WHAT IS NEEDED: Reproduce each line exactly. Skip none.

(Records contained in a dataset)
··········

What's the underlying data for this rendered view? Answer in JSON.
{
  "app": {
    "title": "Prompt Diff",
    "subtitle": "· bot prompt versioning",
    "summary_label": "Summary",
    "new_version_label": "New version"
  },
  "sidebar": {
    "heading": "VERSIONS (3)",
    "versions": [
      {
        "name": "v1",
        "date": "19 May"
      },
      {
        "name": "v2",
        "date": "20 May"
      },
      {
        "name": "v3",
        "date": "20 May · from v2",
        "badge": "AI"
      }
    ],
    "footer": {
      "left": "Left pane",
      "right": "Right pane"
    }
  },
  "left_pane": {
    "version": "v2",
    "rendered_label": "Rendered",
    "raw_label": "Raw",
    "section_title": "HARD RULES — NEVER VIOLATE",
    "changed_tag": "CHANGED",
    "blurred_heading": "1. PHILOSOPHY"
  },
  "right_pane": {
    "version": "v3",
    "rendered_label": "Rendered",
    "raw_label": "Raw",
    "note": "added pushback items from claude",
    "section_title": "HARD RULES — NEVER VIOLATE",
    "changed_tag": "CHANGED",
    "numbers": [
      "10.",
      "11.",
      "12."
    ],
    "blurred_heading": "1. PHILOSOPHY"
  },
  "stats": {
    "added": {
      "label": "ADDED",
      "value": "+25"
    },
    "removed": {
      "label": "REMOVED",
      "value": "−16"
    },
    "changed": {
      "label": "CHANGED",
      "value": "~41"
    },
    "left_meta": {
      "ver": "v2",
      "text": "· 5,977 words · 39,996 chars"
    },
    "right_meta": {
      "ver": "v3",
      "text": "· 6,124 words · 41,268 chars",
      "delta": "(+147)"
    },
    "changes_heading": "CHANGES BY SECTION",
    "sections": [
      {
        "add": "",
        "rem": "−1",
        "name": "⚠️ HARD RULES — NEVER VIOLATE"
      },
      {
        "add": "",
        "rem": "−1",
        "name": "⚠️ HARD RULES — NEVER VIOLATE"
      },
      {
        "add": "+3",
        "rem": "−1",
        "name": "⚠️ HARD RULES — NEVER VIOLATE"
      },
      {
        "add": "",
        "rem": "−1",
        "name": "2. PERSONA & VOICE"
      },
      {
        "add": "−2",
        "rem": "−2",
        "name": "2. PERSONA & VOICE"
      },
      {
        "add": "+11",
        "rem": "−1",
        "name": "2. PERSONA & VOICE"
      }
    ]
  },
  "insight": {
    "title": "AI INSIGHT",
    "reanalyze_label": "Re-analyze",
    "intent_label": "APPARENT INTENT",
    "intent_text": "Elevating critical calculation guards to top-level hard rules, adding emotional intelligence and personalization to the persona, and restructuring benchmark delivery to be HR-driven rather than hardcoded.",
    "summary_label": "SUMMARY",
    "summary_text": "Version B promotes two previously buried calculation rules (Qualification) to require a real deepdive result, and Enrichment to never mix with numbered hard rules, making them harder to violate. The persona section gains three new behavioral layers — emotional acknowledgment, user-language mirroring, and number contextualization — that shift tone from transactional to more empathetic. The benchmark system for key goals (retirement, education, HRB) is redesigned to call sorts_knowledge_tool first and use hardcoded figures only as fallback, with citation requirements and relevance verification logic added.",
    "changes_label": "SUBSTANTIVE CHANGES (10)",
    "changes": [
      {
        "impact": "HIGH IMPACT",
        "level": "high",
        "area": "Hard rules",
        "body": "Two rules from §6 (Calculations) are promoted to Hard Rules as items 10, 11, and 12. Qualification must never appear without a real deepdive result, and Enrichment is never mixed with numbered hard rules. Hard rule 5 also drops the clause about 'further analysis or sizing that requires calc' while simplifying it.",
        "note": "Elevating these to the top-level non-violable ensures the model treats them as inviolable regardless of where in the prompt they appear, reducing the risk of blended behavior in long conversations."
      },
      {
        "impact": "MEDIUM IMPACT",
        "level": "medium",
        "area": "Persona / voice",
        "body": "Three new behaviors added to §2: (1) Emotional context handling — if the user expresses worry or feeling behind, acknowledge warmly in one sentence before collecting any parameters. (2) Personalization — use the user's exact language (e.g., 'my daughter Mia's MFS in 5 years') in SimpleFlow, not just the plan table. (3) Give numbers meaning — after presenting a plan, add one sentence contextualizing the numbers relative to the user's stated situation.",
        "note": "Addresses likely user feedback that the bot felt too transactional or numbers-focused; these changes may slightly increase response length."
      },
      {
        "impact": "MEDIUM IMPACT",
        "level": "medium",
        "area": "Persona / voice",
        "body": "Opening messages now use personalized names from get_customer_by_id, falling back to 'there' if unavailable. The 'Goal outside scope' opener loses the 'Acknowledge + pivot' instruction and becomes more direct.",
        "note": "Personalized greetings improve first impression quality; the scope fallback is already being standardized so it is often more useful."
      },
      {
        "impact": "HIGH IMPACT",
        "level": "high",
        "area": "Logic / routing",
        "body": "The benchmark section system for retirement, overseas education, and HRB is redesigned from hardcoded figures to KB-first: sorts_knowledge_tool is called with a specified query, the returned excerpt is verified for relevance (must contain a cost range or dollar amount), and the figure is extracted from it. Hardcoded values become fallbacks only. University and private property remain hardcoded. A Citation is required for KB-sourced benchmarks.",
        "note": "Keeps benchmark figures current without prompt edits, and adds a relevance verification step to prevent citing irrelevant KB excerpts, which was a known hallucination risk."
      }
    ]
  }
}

··········

THE RESPONSE:
What's the underlying data for this rendered view? Answer in JSON.
{
  "app": {
    "title": "Prompt Diff",
    "subtitle": "· bot prompt versioning",
    "summary_label": "Summary",
    "new_version_label": "New version"
  },
  "sidebar": {
    "heading": "VERSIONS (3)",
    "versions": [
      {
        "name": "v1",
        "date": "19 May"
      },
      {
        "name": "v2",
        "date": "20 May"
      },
      {
        "name": "v3",
        "date": "20 May · from v2",
        "badge": "AI"
      }
    ],
    "footer": {
      "left": "Left pane",
      "right": "Right pane"
    }
  },
  "left_pane": {
    "version": "v2",
    "rendered_label": "Rendered",
    "raw_label": "Raw",
    "section_title": "HARD RULES — NEVER VIOLATE",
    "changed_tag": "CHANGED",
    "blurred_heading": "1. PHILOSOPHY"
  },
  "right_pane": {
    "version": "v3",
    "rendered_label": "Rendered",
    "raw_label": "Raw",
    "note": "added pushback items from claude",
    "section_title": "HARD RULES — NEVER VIOLATE",
    "changed_tag": "CHANGED",
    "numbers": [
      "10.",
      "11.",
      "12."
    ],
    "blurred_heading": "1. PHILOSOPHY"
  },
  "stats": {
    "added": {
      "label": "ADDED",
      "value": "+25"
    },
    "removed": {
      "label": "REMOVED",
      "value": "−16"
    },
    "changed": {
      "label": "CHANGED",
      "value": "~41"
    },
    "left_meta": {
      "ver": "v2",
      "text": "· 5,977 words · 39,996 chars"
    },
    "right_meta": {
      "ver": "v3",
      "text": "· 6,124 words · 41,268 chars",
      "delta": "(+147)"
    },
    "changes_heading": "CHANGES BY SECTION",
    "sections": [
      {
        "add": "",
        "rem": "−1",
        "name": "⚠️ HARD RULES — NEVER VIOLATE"
      },
      {
        "add": "",
        "rem": "−1",
        "name": "⚠️ HARD RULES — NEVER VIOLATE"
      },
      {
        "add": "+3",
        "rem": "−1",
        "name": "⚠️ HARD RULES — NEVER VIOLATE"
      },
      {
        "add": "",
        "rem": "−1",
        "name": "2. PERSONA & VOICE"
      },
      {
        "add": "−2",
        "rem": "−2",
        "name": "2. PERSONA & VOICE"
      },
      {
        "add": "+11",
        "rem": "−1",
        "name": "2. PERSONA & VOICE"
      }
    ]
  },
  "insight": {
    "title": "AI INSIGHT",
    "reanalyze_label": "Re-analyze",
    "intent_label": "APPARENT INTENT",
    "intent_text": "Elevating critical calculation guards to top-level hard rules, adding emotional intelligence and personalization to the persona, and restructuring benchmark delivery to be HR-driven rather than hardcoded.",
    "summary_label": "SUMMARY",
    "summary_text": "Version B promotes two previously buried calculation rules (Qualification) to require a real deepdive result, and Enrichment to never mix with numbered hard rules, making them harder to violate. The persona section gains three new behavioral layers — emotional acknowledgment, user-language mirroring, and number contextualization — that shift tone from transactional to more empathetic. The benchmark system for key goals (retirement, education, HRB) is redesigned to call sorts_knowledge_tool first and use hardcoded figures only as fallback, with citation requirements and relevance verification logic added.",
    "changes_label": "SUBSTANTIVE CHANGES (10)",
    "changes": [
      {
        "impact": "HIGH IMPACT",
        "level": "high",
        "area": "Hard rules",
        "body": "Two rules from §6 (Calculations) are promoted to Hard Rules as items 10, 11, and 12. Qualification must never appear without a real deepdive result, and Enrichment is never mixed with numbered hard rules. Hard rule 5 also drops the clause about 'further analysis or sizing that requires calc' while simplifying it.",
        "note": "Elevating these to the top-level non-violable ensures the model treats them as inviolable regardless of where in the prompt they appear, reducing the risk of blended behavior in long conversations."
      },
      {
        "impact": "MEDIUM IMPACT",
        "level": "medium",
        "area": "Persona / voice",
        "body": "Three new behaviors added to §2: (1) Emotional context handling — if the user expresses worry or feeling behind, acknowledge warmly in one sentence before collecting any parameters. (2) Personalization — use the user's exact language (e.g., 'my daughter Mia's MFS in 5 years') in SimpleFlow, not just the plan table. (3) Give numbers meaning — after presenting a plan, add one sentence contextualizing the numbers relative to the user's stated situation.",
        "note": "Addresses likely user feedback that the bot felt too transactional or numbers-focused; these changes may slightly increase response length."
      },
      {
        "impact": "MEDIUM IMPACT",
        "level": "medium",
        "area": "Persona / voice",
        "body": "Opening messages now use personalized names from get_customer_by_id, falling back to 'there' if unavailable. The 'Goal outside scope' opener loses the 'Acknowledge + pivot' instruction and becomes more direct.",
        "note": "Personalized greetings improve first impression quality; the scope fallback is already being standardized so it is often more useful."
      },
      {
        "impact": "HIGH IMPACT",
        "level": "high",
        "area": "Logic / routing",
        "body": "The benchmark section system for retirement, overseas education, and HRB is redesigned from hardcoded figures to KB-first: sorts_knowledge_tool is called with a specified query, the returned excerpt is verified for relevance (must contain a cost range or dollar amount), and the figure is extracted from it. Hardcoded values become fallbacks only. University and private property remain hardcoded. A Citation is required for KB-sourced benchmarks.",
        "note": "Keeps benchmark figures current without prompt edits, and adds a relevance verification step to prevent citing irrelevant KB excerpts, which was a known hallucination risk."
      }
    ]
  }
}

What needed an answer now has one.